§ **Task**:
Only the number is wanted: how many lines below include "from"?

§ **Extracted data**:

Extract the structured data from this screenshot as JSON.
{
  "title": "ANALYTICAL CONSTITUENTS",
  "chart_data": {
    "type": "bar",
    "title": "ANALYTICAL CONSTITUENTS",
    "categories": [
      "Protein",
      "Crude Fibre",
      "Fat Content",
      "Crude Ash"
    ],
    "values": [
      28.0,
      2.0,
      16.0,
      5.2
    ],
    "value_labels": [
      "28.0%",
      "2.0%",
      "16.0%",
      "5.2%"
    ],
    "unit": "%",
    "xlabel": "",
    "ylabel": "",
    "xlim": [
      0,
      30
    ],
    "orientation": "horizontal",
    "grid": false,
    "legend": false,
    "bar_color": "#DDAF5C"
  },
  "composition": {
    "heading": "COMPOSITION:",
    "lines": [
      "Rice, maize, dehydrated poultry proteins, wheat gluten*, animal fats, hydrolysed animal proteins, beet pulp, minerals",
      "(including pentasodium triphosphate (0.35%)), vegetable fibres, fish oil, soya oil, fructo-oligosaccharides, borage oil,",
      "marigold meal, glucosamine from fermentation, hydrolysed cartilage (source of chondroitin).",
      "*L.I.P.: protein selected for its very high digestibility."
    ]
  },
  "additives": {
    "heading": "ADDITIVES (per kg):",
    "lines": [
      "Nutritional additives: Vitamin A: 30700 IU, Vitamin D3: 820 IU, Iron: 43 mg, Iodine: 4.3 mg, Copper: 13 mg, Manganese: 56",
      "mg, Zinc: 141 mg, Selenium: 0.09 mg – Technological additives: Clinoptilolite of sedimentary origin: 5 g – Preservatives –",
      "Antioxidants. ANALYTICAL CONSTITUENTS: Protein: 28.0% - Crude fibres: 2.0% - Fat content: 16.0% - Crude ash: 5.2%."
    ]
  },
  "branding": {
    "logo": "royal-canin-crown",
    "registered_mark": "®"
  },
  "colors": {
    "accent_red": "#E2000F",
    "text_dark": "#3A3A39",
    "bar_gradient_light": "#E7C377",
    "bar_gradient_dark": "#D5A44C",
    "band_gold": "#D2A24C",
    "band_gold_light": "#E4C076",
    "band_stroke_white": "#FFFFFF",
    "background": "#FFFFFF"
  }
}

§ **Task response**:
2